__Data for this task__
□ □ □ □
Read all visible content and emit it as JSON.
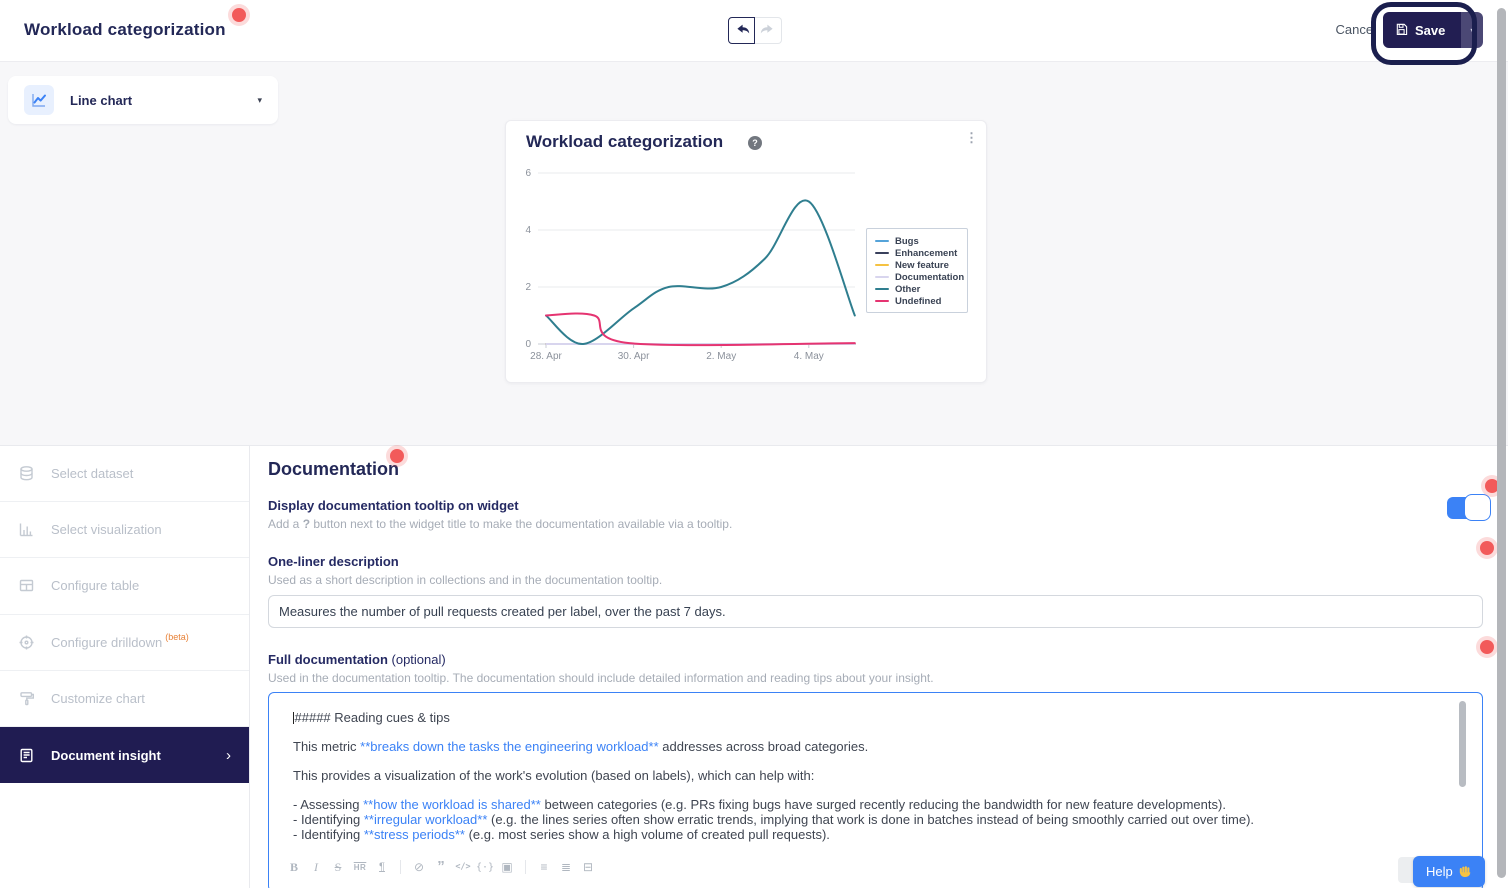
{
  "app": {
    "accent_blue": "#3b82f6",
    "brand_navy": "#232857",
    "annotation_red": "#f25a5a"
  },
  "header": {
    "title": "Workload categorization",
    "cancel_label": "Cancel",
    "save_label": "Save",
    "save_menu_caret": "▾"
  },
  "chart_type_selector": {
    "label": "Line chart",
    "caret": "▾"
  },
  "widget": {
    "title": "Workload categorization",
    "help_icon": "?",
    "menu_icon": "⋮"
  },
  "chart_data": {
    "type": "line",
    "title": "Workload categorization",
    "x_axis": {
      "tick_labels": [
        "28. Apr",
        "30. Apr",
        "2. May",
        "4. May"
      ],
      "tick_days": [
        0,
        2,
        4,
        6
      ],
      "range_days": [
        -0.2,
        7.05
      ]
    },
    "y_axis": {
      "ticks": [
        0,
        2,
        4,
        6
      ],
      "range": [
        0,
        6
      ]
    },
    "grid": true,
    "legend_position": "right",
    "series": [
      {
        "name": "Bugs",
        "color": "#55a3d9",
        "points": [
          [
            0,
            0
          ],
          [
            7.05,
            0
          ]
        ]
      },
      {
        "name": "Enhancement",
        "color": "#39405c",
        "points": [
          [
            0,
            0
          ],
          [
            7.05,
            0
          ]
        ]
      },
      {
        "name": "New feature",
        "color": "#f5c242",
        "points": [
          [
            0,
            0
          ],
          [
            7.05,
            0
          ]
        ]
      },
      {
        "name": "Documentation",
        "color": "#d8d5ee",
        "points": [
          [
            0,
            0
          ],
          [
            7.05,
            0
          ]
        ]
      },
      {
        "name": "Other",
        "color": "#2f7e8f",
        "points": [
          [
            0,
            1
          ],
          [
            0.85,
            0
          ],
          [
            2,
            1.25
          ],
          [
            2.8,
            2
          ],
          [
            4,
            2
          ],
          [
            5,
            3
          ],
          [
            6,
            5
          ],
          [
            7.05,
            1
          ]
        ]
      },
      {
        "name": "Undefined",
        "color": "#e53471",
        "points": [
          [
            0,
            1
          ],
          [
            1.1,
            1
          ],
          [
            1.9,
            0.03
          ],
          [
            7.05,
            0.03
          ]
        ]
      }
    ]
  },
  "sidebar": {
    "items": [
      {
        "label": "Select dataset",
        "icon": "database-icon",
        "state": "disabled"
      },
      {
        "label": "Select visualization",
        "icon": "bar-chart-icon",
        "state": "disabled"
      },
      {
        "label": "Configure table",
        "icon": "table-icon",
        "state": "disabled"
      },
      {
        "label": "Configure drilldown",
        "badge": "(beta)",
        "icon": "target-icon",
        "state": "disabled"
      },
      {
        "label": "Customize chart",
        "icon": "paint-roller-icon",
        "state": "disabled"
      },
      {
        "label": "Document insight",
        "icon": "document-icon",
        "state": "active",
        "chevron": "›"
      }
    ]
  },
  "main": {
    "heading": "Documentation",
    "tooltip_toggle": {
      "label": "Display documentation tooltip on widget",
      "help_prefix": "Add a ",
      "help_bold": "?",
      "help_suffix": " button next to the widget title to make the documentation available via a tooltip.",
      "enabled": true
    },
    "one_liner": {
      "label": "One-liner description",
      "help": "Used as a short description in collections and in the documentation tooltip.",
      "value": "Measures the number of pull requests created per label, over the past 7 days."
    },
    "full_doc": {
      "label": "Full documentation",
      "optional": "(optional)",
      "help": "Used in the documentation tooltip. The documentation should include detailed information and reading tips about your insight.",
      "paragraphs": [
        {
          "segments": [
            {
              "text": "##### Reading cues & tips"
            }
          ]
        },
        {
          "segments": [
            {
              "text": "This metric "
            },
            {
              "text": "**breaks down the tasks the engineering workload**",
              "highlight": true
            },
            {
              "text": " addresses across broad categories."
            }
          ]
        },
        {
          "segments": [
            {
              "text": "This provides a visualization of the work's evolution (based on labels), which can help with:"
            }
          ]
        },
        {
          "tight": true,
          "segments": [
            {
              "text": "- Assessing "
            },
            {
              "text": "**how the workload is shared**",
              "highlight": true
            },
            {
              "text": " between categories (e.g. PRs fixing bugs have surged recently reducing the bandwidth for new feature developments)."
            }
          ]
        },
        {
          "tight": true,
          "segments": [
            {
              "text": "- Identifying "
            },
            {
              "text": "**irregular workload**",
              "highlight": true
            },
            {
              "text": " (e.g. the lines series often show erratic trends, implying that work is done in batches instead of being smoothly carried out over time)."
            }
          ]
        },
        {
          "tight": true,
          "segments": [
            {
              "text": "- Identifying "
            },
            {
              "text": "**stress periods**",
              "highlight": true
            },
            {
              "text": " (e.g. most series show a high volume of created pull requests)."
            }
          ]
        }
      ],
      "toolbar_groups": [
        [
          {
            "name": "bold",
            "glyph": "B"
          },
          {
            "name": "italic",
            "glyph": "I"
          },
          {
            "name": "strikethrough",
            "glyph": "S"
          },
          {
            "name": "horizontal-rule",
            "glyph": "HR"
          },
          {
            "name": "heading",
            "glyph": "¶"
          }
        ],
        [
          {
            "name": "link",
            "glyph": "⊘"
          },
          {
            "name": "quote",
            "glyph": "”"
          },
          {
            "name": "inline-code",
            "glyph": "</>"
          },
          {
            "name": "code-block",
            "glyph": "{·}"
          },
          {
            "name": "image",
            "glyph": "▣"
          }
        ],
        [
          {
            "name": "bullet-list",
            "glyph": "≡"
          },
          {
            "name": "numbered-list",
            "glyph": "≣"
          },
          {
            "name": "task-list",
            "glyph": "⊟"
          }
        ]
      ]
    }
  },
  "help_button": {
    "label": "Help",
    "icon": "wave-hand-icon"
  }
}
□ □ □ □
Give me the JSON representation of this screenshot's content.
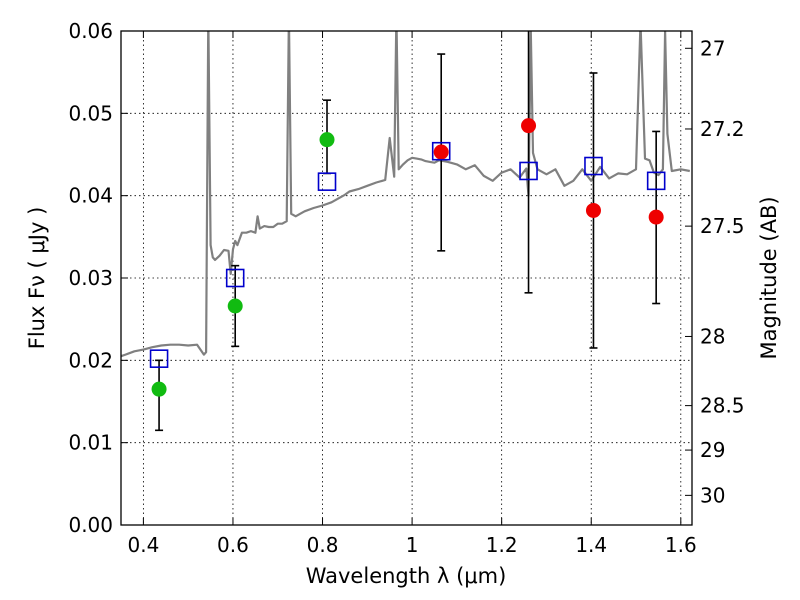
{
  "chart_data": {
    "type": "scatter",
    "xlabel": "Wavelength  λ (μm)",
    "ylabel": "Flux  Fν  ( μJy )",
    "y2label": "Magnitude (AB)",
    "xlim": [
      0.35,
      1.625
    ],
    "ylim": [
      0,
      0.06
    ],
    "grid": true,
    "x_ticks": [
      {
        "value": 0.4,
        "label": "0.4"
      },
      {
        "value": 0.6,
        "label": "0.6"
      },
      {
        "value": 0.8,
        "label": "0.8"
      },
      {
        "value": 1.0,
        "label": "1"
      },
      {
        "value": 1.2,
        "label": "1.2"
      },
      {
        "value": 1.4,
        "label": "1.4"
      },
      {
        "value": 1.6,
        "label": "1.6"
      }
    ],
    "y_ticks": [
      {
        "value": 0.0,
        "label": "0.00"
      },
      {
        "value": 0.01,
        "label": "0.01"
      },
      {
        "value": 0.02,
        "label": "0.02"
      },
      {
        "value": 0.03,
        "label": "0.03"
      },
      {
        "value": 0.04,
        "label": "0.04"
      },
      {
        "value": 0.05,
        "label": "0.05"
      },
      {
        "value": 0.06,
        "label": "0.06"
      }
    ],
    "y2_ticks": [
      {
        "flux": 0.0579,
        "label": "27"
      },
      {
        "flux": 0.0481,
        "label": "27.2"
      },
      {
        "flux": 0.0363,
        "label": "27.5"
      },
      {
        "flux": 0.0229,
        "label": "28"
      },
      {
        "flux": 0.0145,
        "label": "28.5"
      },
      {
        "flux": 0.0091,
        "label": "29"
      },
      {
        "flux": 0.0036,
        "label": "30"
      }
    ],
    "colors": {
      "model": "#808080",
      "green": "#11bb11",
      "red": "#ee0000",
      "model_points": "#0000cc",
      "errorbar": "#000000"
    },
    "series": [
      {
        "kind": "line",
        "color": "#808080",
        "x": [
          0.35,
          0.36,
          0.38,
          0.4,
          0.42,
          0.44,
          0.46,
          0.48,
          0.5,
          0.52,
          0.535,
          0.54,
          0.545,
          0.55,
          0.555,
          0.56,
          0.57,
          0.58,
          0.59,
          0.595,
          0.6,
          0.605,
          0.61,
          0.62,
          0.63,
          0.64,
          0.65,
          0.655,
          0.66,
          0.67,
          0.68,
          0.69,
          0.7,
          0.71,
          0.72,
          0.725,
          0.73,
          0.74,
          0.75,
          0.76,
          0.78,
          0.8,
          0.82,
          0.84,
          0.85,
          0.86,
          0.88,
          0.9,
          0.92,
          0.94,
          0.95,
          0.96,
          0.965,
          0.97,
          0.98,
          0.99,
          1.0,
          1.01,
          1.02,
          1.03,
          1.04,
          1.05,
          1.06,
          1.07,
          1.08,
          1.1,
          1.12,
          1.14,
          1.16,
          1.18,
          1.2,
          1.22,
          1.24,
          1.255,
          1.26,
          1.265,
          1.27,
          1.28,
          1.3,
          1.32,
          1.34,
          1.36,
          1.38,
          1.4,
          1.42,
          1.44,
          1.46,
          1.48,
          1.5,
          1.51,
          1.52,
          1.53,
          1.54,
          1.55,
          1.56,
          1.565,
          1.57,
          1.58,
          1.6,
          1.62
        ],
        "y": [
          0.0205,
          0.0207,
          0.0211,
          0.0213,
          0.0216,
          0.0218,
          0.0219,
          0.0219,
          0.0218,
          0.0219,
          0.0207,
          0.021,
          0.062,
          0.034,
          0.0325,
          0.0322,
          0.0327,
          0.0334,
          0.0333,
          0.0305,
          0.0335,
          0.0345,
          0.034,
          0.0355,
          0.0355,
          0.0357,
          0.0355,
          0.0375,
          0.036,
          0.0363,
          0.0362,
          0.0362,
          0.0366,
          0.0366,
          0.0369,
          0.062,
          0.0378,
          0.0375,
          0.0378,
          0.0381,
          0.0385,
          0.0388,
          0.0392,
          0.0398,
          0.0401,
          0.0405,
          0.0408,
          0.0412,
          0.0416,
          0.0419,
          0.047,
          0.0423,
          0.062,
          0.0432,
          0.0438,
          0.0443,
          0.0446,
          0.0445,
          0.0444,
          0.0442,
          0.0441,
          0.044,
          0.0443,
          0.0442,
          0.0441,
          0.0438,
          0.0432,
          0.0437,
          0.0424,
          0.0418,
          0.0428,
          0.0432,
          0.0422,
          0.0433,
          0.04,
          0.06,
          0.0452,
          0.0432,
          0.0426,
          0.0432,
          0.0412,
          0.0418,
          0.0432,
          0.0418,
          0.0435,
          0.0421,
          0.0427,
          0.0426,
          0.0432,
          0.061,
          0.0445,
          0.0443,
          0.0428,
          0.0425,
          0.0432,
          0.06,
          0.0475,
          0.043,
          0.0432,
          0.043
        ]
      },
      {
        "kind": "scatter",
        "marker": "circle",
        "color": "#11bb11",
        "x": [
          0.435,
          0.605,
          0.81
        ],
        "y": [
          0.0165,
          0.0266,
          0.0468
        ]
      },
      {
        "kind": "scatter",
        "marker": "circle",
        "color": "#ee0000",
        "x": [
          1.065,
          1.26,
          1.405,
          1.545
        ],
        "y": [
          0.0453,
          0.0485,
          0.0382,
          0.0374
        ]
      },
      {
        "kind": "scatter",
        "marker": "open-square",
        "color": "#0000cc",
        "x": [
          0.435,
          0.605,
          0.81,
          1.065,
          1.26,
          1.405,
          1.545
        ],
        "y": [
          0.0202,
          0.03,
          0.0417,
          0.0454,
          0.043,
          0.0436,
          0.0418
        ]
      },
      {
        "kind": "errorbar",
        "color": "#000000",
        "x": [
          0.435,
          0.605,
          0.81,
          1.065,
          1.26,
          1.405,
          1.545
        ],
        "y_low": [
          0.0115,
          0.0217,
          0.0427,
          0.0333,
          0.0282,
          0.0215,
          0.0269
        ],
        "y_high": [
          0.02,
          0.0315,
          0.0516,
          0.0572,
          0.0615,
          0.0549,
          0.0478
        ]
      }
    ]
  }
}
□ □ □ □
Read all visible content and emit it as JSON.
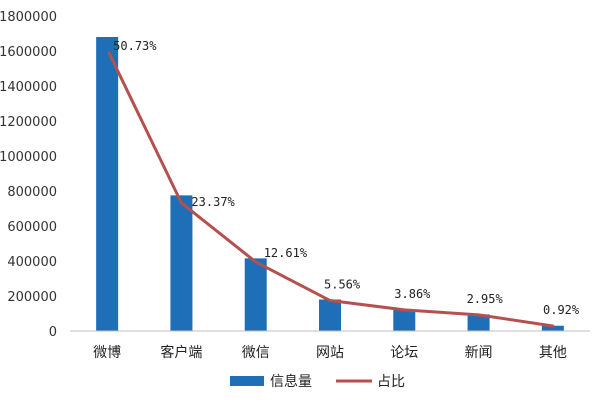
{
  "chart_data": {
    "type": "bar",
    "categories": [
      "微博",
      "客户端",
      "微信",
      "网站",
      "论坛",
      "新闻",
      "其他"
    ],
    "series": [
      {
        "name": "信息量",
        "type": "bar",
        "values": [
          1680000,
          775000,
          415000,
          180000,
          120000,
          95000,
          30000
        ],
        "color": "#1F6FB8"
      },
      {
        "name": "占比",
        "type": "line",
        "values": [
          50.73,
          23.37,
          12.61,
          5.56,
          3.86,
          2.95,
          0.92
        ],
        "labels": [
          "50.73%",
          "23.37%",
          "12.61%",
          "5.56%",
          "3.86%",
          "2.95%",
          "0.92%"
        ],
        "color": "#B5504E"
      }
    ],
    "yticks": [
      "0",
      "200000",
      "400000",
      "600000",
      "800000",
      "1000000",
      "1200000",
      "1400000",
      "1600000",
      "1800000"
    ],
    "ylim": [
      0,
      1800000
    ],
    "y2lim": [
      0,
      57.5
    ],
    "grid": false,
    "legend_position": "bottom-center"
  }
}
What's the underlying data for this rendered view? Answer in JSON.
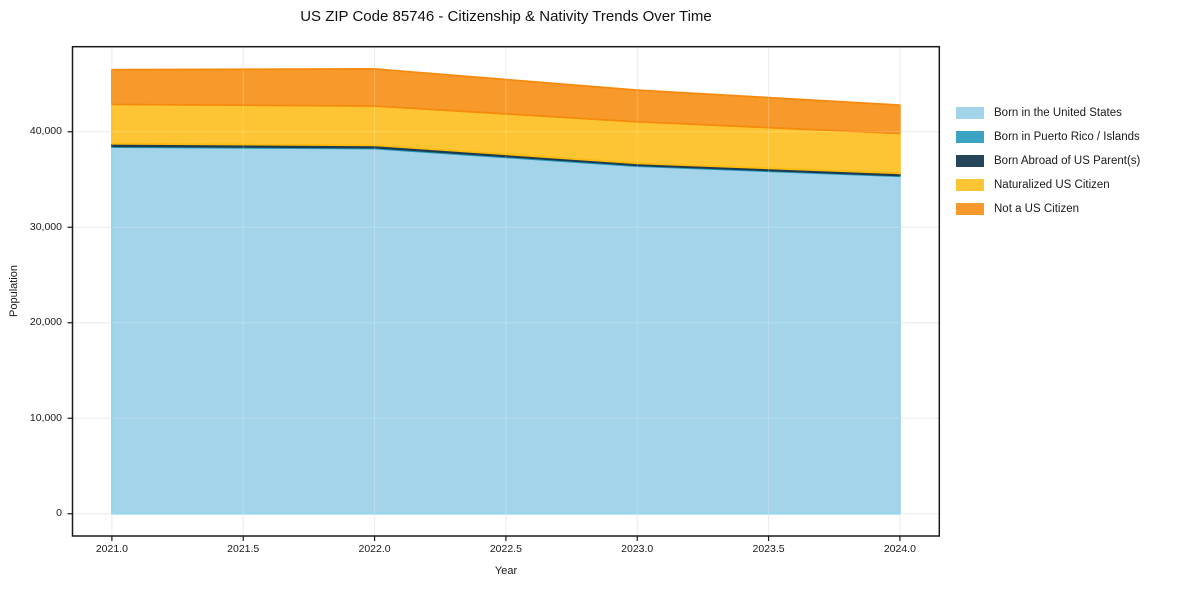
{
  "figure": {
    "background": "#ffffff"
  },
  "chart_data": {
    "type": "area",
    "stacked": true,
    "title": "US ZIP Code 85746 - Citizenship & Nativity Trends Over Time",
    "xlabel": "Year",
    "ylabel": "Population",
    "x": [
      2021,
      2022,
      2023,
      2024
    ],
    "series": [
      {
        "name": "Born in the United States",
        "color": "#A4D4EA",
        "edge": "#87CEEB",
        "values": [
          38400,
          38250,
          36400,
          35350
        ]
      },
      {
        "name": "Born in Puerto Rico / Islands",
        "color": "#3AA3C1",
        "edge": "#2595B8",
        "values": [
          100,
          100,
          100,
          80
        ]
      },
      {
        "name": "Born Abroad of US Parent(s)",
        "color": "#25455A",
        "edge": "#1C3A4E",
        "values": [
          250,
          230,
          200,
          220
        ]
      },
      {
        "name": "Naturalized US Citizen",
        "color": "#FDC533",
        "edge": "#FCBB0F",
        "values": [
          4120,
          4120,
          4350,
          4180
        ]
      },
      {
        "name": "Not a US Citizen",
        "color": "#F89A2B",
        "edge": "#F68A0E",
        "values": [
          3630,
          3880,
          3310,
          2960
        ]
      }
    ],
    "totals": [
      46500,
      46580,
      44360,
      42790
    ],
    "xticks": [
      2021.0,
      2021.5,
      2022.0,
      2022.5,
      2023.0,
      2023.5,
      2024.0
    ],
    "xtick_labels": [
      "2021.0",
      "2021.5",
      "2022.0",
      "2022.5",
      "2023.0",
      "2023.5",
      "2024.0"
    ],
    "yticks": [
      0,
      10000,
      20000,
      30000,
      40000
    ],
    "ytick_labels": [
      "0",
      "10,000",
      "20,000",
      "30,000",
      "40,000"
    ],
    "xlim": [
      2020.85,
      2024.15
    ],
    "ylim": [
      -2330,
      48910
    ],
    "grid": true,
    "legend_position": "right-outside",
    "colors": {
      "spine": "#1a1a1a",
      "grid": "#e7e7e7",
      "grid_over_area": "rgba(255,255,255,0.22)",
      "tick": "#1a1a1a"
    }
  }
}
□ □ □ □
__Exercise task__
Look through the records above and report how many lines hold the word "JSON", giving only the number.

__Solution for this exercise__
4